#### Data for processing
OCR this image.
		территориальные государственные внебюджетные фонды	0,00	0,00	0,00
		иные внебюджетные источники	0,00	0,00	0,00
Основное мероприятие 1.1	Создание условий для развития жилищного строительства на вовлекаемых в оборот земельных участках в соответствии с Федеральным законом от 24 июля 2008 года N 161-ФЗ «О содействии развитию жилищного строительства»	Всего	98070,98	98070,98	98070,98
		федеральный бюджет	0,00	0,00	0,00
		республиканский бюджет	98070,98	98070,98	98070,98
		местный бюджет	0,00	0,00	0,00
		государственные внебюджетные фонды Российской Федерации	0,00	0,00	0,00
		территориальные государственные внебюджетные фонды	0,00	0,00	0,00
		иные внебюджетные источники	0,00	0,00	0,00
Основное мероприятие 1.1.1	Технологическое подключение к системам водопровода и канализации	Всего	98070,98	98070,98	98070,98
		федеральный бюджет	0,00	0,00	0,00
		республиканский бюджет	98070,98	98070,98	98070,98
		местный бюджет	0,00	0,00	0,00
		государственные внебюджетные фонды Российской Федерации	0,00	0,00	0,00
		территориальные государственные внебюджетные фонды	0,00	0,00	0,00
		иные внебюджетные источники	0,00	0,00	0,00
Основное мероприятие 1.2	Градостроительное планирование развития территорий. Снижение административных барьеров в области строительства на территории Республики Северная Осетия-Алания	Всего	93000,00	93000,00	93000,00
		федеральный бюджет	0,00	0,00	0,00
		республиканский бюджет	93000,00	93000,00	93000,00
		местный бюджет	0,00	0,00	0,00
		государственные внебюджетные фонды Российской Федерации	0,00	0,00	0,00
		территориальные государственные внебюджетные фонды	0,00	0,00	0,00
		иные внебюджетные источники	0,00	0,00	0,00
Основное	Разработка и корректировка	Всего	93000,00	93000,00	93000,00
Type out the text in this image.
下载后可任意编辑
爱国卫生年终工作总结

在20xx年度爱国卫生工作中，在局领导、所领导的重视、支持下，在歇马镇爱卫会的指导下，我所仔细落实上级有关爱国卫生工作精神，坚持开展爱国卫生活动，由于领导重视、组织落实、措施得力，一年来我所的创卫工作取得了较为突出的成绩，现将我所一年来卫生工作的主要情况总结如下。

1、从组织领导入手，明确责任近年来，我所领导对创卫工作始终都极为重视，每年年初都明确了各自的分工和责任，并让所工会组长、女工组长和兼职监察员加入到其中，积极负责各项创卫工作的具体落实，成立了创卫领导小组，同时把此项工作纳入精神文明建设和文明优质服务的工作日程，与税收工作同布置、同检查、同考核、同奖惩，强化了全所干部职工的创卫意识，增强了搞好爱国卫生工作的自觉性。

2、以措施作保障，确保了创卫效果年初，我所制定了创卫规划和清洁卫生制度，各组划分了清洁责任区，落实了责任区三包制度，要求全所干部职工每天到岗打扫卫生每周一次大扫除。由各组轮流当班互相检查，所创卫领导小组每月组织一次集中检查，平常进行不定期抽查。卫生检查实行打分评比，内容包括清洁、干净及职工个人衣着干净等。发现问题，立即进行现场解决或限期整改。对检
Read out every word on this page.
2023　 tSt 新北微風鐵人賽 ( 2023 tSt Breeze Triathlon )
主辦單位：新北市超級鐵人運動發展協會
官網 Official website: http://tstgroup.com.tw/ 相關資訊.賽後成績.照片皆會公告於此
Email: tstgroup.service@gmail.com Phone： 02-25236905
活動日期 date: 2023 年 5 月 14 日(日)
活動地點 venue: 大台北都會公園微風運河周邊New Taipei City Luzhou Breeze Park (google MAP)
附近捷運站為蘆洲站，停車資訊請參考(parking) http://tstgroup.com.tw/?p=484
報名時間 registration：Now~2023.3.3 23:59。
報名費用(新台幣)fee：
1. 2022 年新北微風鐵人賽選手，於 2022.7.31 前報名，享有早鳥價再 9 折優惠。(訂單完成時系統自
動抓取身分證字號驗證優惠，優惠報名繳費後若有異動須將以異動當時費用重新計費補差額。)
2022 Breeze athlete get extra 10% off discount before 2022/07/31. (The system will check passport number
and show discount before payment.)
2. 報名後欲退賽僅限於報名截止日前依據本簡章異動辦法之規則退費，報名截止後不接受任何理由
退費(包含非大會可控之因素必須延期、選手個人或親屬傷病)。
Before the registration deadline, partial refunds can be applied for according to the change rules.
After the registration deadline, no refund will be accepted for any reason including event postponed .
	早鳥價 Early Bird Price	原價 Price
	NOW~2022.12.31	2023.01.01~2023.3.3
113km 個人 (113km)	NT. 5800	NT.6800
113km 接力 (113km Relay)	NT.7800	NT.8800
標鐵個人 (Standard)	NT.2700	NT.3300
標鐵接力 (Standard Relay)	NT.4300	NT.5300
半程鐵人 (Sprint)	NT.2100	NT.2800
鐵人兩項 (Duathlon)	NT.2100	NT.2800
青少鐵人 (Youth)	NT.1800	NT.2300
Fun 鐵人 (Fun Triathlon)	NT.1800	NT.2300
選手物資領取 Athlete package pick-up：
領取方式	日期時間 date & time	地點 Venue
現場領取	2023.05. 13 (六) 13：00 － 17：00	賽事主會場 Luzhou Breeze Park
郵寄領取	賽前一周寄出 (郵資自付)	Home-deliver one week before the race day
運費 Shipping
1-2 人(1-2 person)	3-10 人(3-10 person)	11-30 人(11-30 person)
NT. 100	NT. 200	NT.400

#### Prompt
Using the entries above, return each line in which the word "will" occurs.

#### Full output
2022 Breeze athlete get extra 10% off discount before 2022/07/31. (The system will check passport number
After the registration deadline, no refund will be accepted for any reason including event postponed .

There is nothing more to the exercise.